Stated task
Write out the entries again exactly as they are given.

# start of Supplied material

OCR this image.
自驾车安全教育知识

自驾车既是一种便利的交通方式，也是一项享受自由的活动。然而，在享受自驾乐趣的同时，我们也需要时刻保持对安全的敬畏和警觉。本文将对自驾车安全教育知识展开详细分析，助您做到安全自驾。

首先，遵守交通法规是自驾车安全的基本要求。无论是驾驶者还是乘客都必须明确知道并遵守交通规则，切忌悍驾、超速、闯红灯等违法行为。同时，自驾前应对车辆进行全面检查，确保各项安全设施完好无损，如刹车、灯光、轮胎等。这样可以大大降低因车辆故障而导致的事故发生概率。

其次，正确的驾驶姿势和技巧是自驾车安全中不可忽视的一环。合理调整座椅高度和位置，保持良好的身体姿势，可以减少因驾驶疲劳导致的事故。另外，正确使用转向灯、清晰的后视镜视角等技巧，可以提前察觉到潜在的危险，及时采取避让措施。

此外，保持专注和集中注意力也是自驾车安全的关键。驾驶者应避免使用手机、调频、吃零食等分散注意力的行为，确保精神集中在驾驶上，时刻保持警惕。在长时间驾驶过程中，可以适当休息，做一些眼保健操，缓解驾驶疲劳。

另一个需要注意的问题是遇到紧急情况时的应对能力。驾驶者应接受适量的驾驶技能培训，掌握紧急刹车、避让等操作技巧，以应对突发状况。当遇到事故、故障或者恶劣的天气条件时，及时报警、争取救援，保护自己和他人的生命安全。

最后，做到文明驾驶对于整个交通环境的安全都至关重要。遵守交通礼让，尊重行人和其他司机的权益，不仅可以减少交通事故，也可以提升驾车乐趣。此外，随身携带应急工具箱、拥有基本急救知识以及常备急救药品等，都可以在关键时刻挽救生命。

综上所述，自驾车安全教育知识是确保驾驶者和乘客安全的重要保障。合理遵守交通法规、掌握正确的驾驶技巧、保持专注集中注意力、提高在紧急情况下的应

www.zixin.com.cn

# end of Supplied material

Problem solution
OCR this image.
自驾车安全教育知识

自驾车既是一种便利的交通方式，也是一项享受自由的活动。然而，在享受自驾乐趣的同时，我们也需要时刻保持对安全的敬畏和警觉。本文将对自驾车安全教育知识展开详细分析，助您做到安全自驾。

首先，遵守交通法规是自驾车安全的基本要求。无论是驾驶者还是乘客都必须明确知道并遵守交通规则，切忌悍驾、超速、闯红灯等违法行为。同时，自驾前应对车辆进行全面检查，确保各项安全设施完好无损，如刹车、灯光、轮胎等。这样可以大大降低因车辆故障而导致的事故发生概率。

其次，正确的驾驶姿势和技巧是自驾车安全中不可忽视的一环。合理调整座椅高度和位置，保持良好的身体姿势，可以减少因驾驶疲劳导致的事故。另外，正确使用转向灯、清晰的后视镜视角等技巧，可以提前察觉到潜在的危险，及时采取避让措施。

此外，保持专注和集中注意力也是自驾车安全的关键。驾驶者应避免使用手机、调频、吃零食等分散注意力的行为，确保精神集中在驾驶上，时刻保持警惕。在长时间驾驶过程中，可以适当休息，做一些眼保健操，缓解驾驶疲劳。

另一个需要注意的问题是遇到紧急情况时的应对能力。驾驶者应接受适量的驾驶技能培训，掌握紧急刹车、避让等操作技巧，以应对突发状况。当遇到事故、故障或者恶劣的天气条件时，及时报警、争取救援，保护自己和他人的生命安全。

最后，做到文明驾驶对于整个交通环境的安全都至关重要。遵守交通礼让，尊重行人和其他司机的权益，不仅可以减少交通事故，也可以提升驾车乐趣。此外，随身携带应急工具箱、拥有基本急救知识以及常备急救药品等，都可以在关键时刻挽救生命。

综上所述，自驾车安全教育知识是确保驾驶者和乘客安全的重要保障。合理遵守交通法规、掌握正确的驾驶技巧、保持专注集中注意力、提高在紧急情况下的应

www.zixin.com.cn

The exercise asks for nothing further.